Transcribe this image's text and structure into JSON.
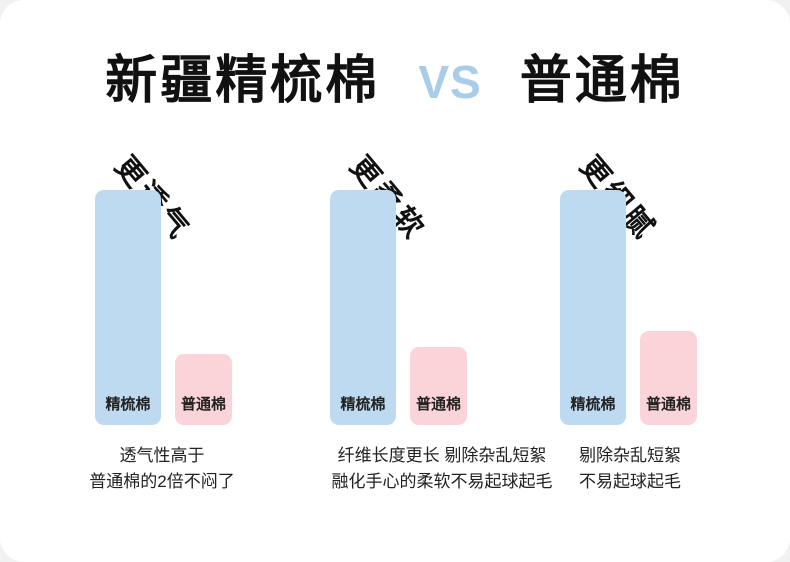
{
  "title": {
    "left": "新疆精梳棉",
    "vs": "VS",
    "right": "普通棉"
  },
  "colors": {
    "combed_bar": "#bedaf1",
    "ordinary_bar": "#fad4d8",
    "vs_text": "#a9cde9",
    "text": "#111111"
  },
  "chart_data": [
    {
      "type": "bar",
      "title": "更透气",
      "categories": [
        "精梳棉",
        "普通棉"
      ],
      "values": [
        100,
        30
      ],
      "ylim": [
        0,
        100
      ],
      "caption_line1": "透气性高于",
      "caption_line2": "普通棉的2倍不闷了"
    },
    {
      "type": "bar",
      "title": "更柔软",
      "categories": [
        "精梳棉",
        "普通棉"
      ],
      "values": [
        100,
        33
      ],
      "ylim": [
        0,
        100
      ],
      "caption_line1": "纤维长度更长 剔除杂乱短絮",
      "caption_line2": "融化手心的柔软不易起球起毛"
    },
    {
      "type": "bar",
      "title": "更细腻",
      "categories": [
        "精梳棉",
        "普通棉"
      ],
      "values": [
        100,
        40
      ],
      "ylim": [
        0,
        100
      ],
      "caption_line1": "剔除杂乱短絮",
      "caption_line2": "不易起球起毛"
    }
  ]
}
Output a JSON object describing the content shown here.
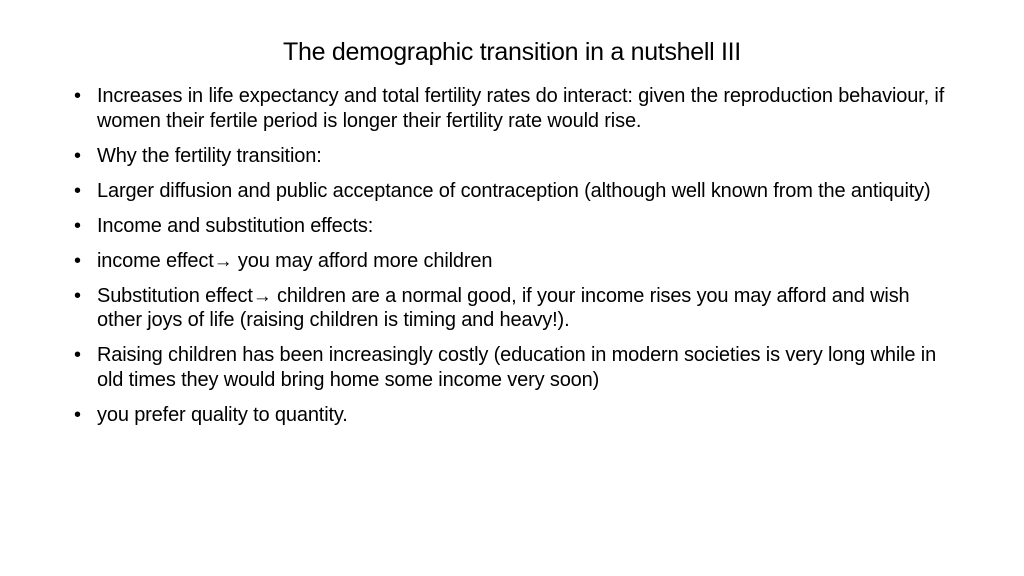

* EXERCISE REQUIREMENTS
Above are entries; state the number of lines among them that contain "JSON", and nothing else.

* SOLUTION TO THE PROBLEM
2